Present the entries from the first one through the line containing "svg-text:1000µF: 1000µF: [41, 103, 97, 120]" as a Markdown table with the columns Row and Entry. Number the rows in order, and leave out any blank lines.

Layout coordinate data:
◆ ◆ ◆ ◆ ◆ ◆ ◆
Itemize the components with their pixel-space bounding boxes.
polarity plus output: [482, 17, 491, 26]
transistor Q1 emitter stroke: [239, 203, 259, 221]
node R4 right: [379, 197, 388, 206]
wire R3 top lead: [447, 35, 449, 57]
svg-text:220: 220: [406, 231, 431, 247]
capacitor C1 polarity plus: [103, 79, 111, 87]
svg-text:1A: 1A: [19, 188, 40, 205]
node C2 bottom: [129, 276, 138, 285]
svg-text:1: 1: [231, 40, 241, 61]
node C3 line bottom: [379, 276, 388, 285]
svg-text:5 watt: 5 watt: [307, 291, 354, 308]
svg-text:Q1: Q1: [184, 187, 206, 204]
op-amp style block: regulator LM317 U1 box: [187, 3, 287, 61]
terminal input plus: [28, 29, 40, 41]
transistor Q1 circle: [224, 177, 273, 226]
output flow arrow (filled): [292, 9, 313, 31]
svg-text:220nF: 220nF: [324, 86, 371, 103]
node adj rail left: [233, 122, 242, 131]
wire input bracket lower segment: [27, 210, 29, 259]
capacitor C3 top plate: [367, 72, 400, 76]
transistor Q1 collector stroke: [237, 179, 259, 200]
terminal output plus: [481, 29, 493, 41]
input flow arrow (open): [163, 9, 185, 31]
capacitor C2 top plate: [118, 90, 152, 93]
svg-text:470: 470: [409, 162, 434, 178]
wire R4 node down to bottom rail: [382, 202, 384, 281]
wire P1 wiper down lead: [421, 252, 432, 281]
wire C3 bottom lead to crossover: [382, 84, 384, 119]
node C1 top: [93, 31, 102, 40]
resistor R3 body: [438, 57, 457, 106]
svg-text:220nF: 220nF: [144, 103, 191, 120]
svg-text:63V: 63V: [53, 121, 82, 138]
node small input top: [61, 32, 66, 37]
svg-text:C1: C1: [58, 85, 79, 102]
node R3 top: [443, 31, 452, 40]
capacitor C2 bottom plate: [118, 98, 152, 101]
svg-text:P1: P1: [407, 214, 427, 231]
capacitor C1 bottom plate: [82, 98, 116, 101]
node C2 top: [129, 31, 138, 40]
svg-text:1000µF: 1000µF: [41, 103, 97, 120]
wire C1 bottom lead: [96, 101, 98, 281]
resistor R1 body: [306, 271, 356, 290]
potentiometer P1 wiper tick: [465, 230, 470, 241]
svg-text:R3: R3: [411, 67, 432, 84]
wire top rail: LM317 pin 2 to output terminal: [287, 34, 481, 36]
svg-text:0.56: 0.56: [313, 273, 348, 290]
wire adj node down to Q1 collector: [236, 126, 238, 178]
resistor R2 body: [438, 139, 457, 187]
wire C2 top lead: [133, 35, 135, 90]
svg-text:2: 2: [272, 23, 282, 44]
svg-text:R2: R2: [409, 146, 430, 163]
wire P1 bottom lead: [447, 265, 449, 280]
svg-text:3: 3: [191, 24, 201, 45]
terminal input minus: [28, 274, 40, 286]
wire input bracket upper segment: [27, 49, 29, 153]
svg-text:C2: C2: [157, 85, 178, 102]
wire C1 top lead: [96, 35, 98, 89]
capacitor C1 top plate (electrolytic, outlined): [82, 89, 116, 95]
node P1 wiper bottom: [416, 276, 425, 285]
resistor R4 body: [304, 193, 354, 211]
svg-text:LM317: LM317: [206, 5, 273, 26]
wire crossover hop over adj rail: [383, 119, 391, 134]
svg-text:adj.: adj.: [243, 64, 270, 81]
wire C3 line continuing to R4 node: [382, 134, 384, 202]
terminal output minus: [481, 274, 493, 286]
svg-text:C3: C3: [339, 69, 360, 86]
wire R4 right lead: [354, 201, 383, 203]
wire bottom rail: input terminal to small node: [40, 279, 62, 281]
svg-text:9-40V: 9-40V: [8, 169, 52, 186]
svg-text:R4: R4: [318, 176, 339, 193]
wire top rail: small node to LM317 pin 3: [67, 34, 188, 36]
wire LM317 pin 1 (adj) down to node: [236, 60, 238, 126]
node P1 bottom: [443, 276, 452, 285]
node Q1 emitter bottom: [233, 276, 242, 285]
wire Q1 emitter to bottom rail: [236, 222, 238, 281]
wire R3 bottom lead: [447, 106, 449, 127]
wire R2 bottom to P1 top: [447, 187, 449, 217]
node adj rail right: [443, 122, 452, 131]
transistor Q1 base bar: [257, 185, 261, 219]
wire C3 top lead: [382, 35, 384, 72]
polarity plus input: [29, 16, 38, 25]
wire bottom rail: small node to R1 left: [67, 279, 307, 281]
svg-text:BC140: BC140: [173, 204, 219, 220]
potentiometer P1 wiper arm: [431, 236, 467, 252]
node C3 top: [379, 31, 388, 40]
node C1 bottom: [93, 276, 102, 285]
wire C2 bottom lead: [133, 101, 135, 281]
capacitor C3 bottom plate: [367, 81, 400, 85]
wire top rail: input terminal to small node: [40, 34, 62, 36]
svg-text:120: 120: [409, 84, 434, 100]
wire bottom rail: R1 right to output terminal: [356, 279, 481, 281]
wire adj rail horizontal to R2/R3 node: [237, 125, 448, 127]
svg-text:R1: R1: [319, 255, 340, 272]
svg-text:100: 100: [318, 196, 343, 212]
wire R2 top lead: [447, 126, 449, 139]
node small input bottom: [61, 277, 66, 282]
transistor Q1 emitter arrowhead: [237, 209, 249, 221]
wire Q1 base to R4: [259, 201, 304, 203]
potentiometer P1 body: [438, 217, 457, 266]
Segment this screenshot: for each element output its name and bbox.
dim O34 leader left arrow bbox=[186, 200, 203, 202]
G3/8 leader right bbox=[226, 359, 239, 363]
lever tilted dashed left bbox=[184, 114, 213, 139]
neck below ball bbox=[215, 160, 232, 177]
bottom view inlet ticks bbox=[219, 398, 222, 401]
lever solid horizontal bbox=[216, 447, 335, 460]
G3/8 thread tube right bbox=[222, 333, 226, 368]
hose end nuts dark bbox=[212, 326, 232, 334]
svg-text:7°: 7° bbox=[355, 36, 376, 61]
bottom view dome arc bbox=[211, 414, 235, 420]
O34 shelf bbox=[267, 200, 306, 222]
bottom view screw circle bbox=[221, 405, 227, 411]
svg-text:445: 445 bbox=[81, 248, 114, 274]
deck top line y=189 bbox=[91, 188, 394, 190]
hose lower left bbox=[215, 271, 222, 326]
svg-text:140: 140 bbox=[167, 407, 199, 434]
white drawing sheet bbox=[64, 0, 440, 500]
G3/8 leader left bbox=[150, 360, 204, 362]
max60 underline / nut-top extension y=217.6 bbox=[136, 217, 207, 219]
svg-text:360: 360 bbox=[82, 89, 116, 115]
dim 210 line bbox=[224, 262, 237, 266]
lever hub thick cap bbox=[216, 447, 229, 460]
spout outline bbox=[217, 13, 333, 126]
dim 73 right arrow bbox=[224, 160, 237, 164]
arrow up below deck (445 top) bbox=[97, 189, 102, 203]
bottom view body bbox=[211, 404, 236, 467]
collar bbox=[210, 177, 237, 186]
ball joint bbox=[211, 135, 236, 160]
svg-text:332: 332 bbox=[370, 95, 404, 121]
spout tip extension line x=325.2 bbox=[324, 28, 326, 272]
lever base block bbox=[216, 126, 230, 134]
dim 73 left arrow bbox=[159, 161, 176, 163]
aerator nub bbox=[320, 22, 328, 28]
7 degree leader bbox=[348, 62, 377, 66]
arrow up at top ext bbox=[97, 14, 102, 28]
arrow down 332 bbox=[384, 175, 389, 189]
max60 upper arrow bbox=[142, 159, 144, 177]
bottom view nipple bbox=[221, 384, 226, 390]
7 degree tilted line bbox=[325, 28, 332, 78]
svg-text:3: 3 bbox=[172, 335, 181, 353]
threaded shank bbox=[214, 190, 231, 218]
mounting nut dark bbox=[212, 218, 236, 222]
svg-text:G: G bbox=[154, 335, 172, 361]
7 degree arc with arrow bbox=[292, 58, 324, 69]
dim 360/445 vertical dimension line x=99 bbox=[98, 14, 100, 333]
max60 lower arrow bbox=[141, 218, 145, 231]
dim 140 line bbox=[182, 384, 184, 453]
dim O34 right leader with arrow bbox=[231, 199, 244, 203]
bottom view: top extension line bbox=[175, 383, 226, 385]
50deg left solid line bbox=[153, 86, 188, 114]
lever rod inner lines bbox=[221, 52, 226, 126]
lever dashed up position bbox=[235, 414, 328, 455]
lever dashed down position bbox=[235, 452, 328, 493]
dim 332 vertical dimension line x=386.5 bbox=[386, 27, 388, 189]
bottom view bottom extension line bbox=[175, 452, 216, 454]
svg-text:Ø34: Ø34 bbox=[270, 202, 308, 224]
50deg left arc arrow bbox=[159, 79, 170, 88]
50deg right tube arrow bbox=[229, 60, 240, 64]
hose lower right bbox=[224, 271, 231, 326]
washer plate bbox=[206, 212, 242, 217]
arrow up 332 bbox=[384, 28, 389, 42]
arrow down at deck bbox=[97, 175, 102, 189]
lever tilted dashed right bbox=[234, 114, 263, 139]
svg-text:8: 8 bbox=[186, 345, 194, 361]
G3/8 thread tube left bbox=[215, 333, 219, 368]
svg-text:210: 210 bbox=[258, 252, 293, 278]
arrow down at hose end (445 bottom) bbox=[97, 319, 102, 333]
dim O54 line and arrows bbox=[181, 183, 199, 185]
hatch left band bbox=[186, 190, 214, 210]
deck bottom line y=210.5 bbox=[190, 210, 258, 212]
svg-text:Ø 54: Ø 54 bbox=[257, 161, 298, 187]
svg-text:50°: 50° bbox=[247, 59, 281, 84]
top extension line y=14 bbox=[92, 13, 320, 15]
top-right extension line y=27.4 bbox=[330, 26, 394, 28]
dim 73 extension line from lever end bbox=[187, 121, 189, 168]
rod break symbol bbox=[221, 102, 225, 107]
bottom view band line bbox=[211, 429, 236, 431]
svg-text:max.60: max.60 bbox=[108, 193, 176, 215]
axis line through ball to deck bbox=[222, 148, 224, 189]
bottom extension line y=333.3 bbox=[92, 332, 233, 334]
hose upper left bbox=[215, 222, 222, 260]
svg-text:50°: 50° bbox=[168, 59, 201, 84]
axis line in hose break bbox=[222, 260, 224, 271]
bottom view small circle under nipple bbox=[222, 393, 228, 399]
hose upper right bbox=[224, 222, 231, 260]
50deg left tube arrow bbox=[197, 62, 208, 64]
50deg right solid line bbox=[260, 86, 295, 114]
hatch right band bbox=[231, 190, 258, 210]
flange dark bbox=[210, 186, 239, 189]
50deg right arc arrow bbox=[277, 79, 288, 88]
◆ ◆ ◆ ◆ ◆ ◆ ◆
*Output of the exercise*
| Row | Entry |
|---|---|
| 1 | Itemize the components with their pixel-space bounding boxes. |
| 2 | polarity plus output: [482, 17, 491, 26] |
| 3 | transistor Q1 emitter stroke: [239, 203, 259, 221] |
| 4 | node R4 right: [379, 197, 388, 206] |
| 5 | wire R3 top lead: [447, 35, 449, 57] |
| 6 | svg-text:220: 220: [406, 231, 431, 247] |
| 7 | capacitor C1 polarity plus: [103, 79, 111, 87] |
| 8 | svg-text:1A: 1A: [19, 188, 40, 205] |
| 9 | node C2 bottom: [129, 276, 138, 285] |
| 10 | svg-text:1: 1: [231, 40, 241, 61] |
| 11 | node C3 line bottom: [379, 276, 388, 285] |
| 12 | svg-text:5 watt: 5 watt: [307, 291, 354, 308] |
| 13 | svg-text:Q1: Q1: [184, 187, 206, 204] |
| 14 | op-amp style block: regulator LM317 U1 box: [187, 3, 287, 61] |
| 15 | terminal input plus: [28, 29, 40, 41] |
| 16 | transistor Q1 circle: [224, 177, 273, 226] |
| 17 | output flow arrow (filled): [292, 9, 313, 31] |
| 18 | svg-text:220nF: 220nF: [324, 86, 371, 103] |
| 19 | node adj rail left: [233, 122, 242, 131] |
| 20 | wire input bracket lower segment: [27, 210, 29, 259] |
| 21 | capacitor C3 top plate: [367, 72, 400, 76] |
| 22 | transistor Q1 collector stroke: [237, 179, 259, 200] |
| 23 | terminal output plus: [481, 29, 493, 41] |
| 24 | input flow arrow (open): [163, 9, 185, 31] |
| 25 | capacitor C2 top plate: [118, 90, 152, 93] |
| 26 | svg-text:470: 470: [409, 162, 434, 178] |
| 27 | wire R4 node down to bottom rail: [382, 202, 384, 281] |
| 28 | wire P1 wiper down lead: [421, 252, 432, 281] |
| 29 | wire C3 bottom lead to crossover: [382, 84, 384, 119] |
| 30 | node C1 top: [93, 31, 102, 40] |
| 31 | resistor R3 body: [438, 57, 457, 106] |
| 32 | svg-text:220nF: 220nF: [144, 103, 191, 120] |
| 33 | svg-text:63V: 63V: [53, 121, 82, 138] |
| 34 | node small input top: [61, 32, 66, 37] |
| 35 | svg-text:C1: C1: [58, 85, 79, 102] |
| 36 | node R3 top: [443, 31, 452, 40] |
| 37 | capacitor C2 bottom plate: [118, 98, 152, 101] |
| 38 | svg-text:P1: P1: [407, 214, 427, 231] |
| 39 | capacitor C1 bottom plate: [82, 98, 116, 101] |
| 40 | node C2 top: [129, 31, 138, 40] |
| 41 | svg-text:1000µF: 1000µF: [41, 103, 97, 120] |